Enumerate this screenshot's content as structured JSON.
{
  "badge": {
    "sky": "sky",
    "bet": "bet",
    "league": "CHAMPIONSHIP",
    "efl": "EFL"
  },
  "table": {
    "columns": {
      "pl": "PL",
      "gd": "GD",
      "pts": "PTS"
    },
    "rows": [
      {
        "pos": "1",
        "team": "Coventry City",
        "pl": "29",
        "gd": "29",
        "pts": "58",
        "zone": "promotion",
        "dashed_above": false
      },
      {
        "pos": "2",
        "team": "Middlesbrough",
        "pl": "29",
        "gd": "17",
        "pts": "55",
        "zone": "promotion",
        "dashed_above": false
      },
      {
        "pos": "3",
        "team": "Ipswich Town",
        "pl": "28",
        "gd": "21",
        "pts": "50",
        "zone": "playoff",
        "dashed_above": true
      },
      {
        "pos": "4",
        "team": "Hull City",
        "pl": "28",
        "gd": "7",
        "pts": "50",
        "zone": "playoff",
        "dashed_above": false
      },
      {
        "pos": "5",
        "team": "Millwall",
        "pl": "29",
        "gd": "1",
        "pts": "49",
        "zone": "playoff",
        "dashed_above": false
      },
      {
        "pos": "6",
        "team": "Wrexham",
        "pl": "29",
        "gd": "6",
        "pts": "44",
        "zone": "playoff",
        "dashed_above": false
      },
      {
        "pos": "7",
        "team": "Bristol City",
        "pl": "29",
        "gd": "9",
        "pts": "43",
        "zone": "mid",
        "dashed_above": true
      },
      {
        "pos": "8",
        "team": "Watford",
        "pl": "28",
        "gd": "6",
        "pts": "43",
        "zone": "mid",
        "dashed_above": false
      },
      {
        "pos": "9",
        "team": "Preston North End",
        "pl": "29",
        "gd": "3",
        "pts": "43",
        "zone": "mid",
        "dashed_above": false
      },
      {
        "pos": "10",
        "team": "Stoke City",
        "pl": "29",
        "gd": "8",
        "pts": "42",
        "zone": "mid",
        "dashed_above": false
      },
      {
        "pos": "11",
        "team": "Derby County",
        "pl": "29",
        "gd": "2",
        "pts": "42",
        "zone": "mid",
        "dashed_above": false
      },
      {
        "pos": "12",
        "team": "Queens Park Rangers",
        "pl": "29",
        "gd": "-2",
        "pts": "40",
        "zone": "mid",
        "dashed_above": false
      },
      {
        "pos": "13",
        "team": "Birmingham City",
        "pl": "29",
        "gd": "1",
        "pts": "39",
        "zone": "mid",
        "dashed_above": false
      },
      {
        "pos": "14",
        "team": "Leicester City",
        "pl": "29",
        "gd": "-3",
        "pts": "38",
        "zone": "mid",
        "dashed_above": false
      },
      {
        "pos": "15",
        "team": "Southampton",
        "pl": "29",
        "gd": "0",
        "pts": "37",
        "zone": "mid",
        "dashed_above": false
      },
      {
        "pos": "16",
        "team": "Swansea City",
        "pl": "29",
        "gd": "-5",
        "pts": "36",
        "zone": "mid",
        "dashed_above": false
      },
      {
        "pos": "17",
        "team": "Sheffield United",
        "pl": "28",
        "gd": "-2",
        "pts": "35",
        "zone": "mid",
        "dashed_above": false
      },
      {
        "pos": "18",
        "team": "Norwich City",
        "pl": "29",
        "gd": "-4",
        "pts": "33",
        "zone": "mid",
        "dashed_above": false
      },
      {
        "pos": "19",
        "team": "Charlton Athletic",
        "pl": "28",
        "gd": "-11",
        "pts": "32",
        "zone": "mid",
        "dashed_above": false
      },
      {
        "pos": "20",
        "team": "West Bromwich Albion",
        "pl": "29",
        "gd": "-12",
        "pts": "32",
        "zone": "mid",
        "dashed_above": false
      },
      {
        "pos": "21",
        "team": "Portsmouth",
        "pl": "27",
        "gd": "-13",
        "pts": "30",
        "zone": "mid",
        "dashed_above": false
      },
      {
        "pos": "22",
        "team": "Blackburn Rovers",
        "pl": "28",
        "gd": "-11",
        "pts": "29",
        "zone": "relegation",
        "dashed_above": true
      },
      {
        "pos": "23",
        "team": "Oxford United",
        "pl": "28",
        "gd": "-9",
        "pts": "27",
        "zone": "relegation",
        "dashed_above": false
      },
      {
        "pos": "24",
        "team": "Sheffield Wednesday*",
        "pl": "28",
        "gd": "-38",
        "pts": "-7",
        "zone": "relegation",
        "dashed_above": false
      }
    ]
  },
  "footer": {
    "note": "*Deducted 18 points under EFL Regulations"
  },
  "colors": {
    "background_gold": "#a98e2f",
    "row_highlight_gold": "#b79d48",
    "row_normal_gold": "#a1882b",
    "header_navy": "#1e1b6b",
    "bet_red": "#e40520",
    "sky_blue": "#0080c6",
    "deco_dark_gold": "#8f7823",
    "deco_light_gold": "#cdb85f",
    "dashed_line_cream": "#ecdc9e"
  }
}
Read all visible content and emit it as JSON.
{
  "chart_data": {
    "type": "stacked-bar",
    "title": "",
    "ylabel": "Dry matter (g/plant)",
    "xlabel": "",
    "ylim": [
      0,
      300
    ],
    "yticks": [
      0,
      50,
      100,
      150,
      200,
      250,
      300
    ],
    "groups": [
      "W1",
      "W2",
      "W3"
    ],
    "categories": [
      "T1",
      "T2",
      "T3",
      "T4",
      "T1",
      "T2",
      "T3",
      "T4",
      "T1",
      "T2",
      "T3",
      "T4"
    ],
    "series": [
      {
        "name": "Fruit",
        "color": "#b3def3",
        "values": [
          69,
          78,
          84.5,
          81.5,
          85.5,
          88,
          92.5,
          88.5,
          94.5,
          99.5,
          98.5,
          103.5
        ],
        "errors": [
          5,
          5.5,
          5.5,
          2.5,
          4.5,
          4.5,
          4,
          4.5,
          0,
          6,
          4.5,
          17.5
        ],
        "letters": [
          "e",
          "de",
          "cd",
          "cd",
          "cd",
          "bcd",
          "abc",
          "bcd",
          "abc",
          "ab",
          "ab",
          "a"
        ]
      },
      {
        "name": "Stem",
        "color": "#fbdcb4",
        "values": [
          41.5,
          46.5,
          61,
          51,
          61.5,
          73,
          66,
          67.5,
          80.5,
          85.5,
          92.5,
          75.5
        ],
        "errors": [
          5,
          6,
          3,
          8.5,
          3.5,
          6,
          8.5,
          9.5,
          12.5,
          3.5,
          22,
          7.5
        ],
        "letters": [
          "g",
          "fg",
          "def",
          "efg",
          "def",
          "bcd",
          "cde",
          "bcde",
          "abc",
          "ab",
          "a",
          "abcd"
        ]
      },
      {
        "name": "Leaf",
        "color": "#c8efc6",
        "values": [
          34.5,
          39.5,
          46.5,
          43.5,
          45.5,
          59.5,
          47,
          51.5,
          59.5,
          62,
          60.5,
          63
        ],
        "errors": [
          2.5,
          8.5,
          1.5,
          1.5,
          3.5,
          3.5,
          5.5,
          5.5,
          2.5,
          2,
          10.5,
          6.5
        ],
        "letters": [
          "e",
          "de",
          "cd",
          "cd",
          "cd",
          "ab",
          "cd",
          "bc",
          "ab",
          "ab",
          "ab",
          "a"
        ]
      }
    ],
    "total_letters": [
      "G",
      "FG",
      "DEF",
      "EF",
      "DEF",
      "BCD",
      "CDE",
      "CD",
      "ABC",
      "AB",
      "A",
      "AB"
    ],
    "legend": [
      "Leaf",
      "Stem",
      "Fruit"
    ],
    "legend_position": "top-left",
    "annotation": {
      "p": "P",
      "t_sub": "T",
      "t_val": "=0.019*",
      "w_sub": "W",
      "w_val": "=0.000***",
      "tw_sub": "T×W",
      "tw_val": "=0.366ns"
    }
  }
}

# [WHAT NEEDS TO BE DONE]
Return the entries in full, keeping every line exactly as it is.

# [THE OUTPUT]
Enumerate this screenshot's content as structured JSON.
{
  "badge": {
    "sky": "sky",
    "bet": "bet",
    "league": "CHAMPIONSHIP",
    "efl": "EFL"
  },
  "table": {
    "columns": {
      "pl": "PL",
      "gd": "GD",
      "pts": "PTS"
    },
    "rows": [
      {
        "pos": "1",
        "team": "Coventry City",
        "pl": "29",
        "gd": "29",
        "pts": "58",
        "zone": "promotion",
        "dashed_above": false
      },
      {
        "pos": "2",
        "team": "Middlesbrough",
        "pl": "29",
        "gd": "17",
        "pts": "55",
        "zone": "promotion",
        "dashed_above": false
      },
      {
        "pos": "3",
        "team": "Ipswich Town",
        "pl": "28",
        "gd": "21",
        "pts": "50",
        "zone": "playoff",
        "dashed_above": true
      },
      {
        "pos": "4",
        "team": "Hull City",
        "pl": "28",
        "gd": "7",
        "pts": "50",
        "zone": "playoff",
        "dashed_above": false
      },
      {
        "pos": "5",
        "team": "Millwall",
        "pl": "29",
        "gd": "1",
        "pts": "49",
        "zone": "playoff",
        "dashed_above": false
      },
      {
        "pos": "6",
        "team": "Wrexham",
        "pl": "29",
        "gd": "6",
        "pts": "44",
        "zone": "playoff",
        "dashed_above": false
      },
      {
        "pos": "7",
        "team": "Bristol City",
        "pl": "29",
        "gd": "9",
        "pts": "43",
        "zone": "mid",
        "dashed_above": true
      },
      {
        "pos": "8",
        "team": "Watford",
        "pl": "28",
        "gd": "6",
        "pts": "43",
        "zone": "mid",
        "dashed_above": false
      },
      {
        "pos": "9",
        "team": "Preston North End",
        "pl": "29",
        "gd": "3",
        "pts": "43",
        "zone": "mid",
        "dashed_above": false
      },
      {
        "pos": "10",
        "team": "Stoke City",
        "pl": "29",
        "gd": "8",
        "pts": "42",
        "zone": "mid",
        "dashed_above": false
      },
      {
        "pos": "11",
        "team": "Derby County",
        "pl": "29",
        "gd": "2",
        "pts": "42",
        "zone": "mid",
        "dashed_above": false
      },
      {
        "pos": "12",
        "team": "Queens Park Rangers",
        "pl": "29",
        "gd": "-2",
        "pts": "40",
        "zone": "mid",
        "dashed_above": false
      },
      {
        "pos": "13",
        "team": "Birmingham City",
        "pl": "29",
        "gd": "1",
        "pts": "39",
        "zone": "mid",
        "dashed_above": false
      },
      {
        "pos": "14",
        "team": "Leicester City",
        "pl": "29",
        "gd": "-3",
        "pts": "38",
        "zone": "mid",
        "dashed_above": false
      },
      {
        "pos": "15",
        "team": "Southampton",
        "pl": "29",
        "gd": "0",
        "pts": "37",
        "zone": "mid",
        "dashed_above": false
      },
      {
        "pos": "16",
        "team": "Swansea City",
        "pl": "29",
        "gd": "-5",
        "pts": "36",
        "zone": "mid",
        "dashed_above": false
      },
      {
        "pos": "17",
        "team": "Sheffield United",
        "pl": "28",
        "gd": "-2",
        "pts": "35",
        "zone": "mid",
        "dashed_above": false
      },
      {
        "pos": "18",
        "team": "Norwich City",
        "pl": "29",
        "gd": "-4",
        "pts": "33",
        "zone": "mid",
        "dashed_above": false
      },
      {
        "pos": "19",
        "team": "Charlton Athletic",
        "pl": "28",
        "gd": "-11",
        "pts": "32",
        "zone": "mid",
        "dashed_above": false
      },
      {
        "pos": "20",
        "team": "West Bromwich Albion",
        "pl": "29",
        "gd": "-12",
        "pts": "32",
        "zone": "mid",
        "dashed_above": false
      },
      {
        "pos": "21",
        "team": "Portsmouth",
        "pl": "27",
        "gd": "-13",
        "pts": "30",
        "zone": "mid",
        "dashed_above": false
      },
      {
        "pos": "22",
        "team": "Blackburn Rovers",
        "pl": "28",
        "gd": "-11",
        "pts": "29",
        "zone": "relegation",
        "dashed_above": true
      },
      {
        "pos": "23",
        "team": "Oxford United",
        "pl": "28",
        "gd": "-9",
        "pts": "27",
        "zone": "relegation",
        "dashed_above": false
      },
      {
        "pos": "24",
        "team": "Sheffield Wednesday*",
        "pl": "28",
        "gd": "-38",
        "pts": "-7",
        "zone": "relegation",
        "dashed_above": false
      }
    ]
  },
  "footer": {
    "note": "*Deducted 18 points under EFL Regulations"
  },
  "colors": {
    "background_gold": "#a98e2f",
    "row_highlight_gold": "#b79d48",
    "row_normal_gold": "#a1882b",
    "header_navy": "#1e1b6b",
    "bet_red": "#e40520",
    "sky_blue": "#0080c6",
    "deco_dark_gold": "#8f7823",
    "deco_light_gold": "#cdb85f",
    "dashed_line_cream": "#ecdc9e"
  }
}
Read all visible content and emit it as JSON.
{
  "chart_data": {
    "type": "stacked-bar",
    "title": "",
    "ylabel": "Dry matter (g/plant)",
    "xlabel": "",
    "ylim": [
      0,
      300
    ],
    "yticks": [
      0,
      50,
      100,
      150,
      200,
      250,
      300
    ],
    "groups": [
      "W1",
      "W2",
      "W3"
    ],
    "categories": [
      "T1",
      "T2",
      "T3",
      "T4",
      "T1",
      "T2",
      "T3",
      "T4",
      "T1",
      "T2",
      "T3",
      "T4"
    ],
    "series": [
      {
        "name": "Fruit",
        "color": "#b3def3",
        "values": [
          69,
          78,
          84.5,
          81.5,
          85.5,
          88,
          92.5,
          88.5,
          94.5,
          99.5,
          98.5,
          103.5
        ],
        "errors": [
          5,
          5.5,
          5.5,
          2.5,
          4.5,
          4.5,
          4,
          4.5,
          0,
          6,
          4.5,
          17.5
        ],
        "letters": [
          "e",
          "de",
          "cd",
          "cd",
          "cd",
          "bcd",
          "abc",
          "bcd",
          "abc",
          "ab",
          "ab",
          "a"
        ]
      },
      {
        "name": "Stem",
        "color": "#fbdcb4",
        "values": [
          41.5,
          46.5,
          61,
          51,
          61.5,
          73,
          66,
          67.5,
          80.5,
          85.5,
          92.5,
          75.5
        ],
        "errors": [
          5,
          6,
          3,
          8.5,
          3.5,
          6,
          8.5,
          9.5,
          12.5,
          3.5,
          22,
          7.5
        ],
        "letters": [
          "g",
          "fg",
          "def",
          "efg",
          "def",
          "bcd",
          "cde",
          "bcde",
          "abc",
          "ab",
          "a",
          "abcd"
        ]
      },
      {
        "name": "Leaf",
        "color": "#c8efc6",
        "values": [
          34.5,
          39.5,
          46.5,
          43.5,
          45.5,
          59.5,
          47,
          51.5,
          59.5,
          62,
          60.5,
          63
        ],
        "errors": [
          2.5,
          8.5,
          1.5,
          1.5,
          3.5,
          3.5,
          5.5,
          5.5,
          2.5,
          2,
          10.5,
          6.5
        ],
        "letters": [
          "e",
          "de",
          "cd",
          "cd",
          "cd",
          "ab",
          "cd",
          "bc",
          "ab",
          "ab",
          "ab",
          "a"
        ]
      }
    ],
    "total_letters": [
      "G",
      "FG",
      "DEF",
      "EF",
      "DEF",
      "BCD",
      "CDE",
      "CD",
      "ABC",
      "AB",
      "A",
      "AB"
    ],
    "legend": [
      "Leaf",
      "Stem",
      "Fruit"
    ],
    "legend_position": "top-left",
    "annotation": {
      "p": "P",
      "t_sub": "T",
      "t_val": "=0.019*",
      "w_sub": "W",
      "w_val": "=0.000***",
      "tw_sub": "T×W",
      "tw_val": "=0.366ns"
    }
  }
}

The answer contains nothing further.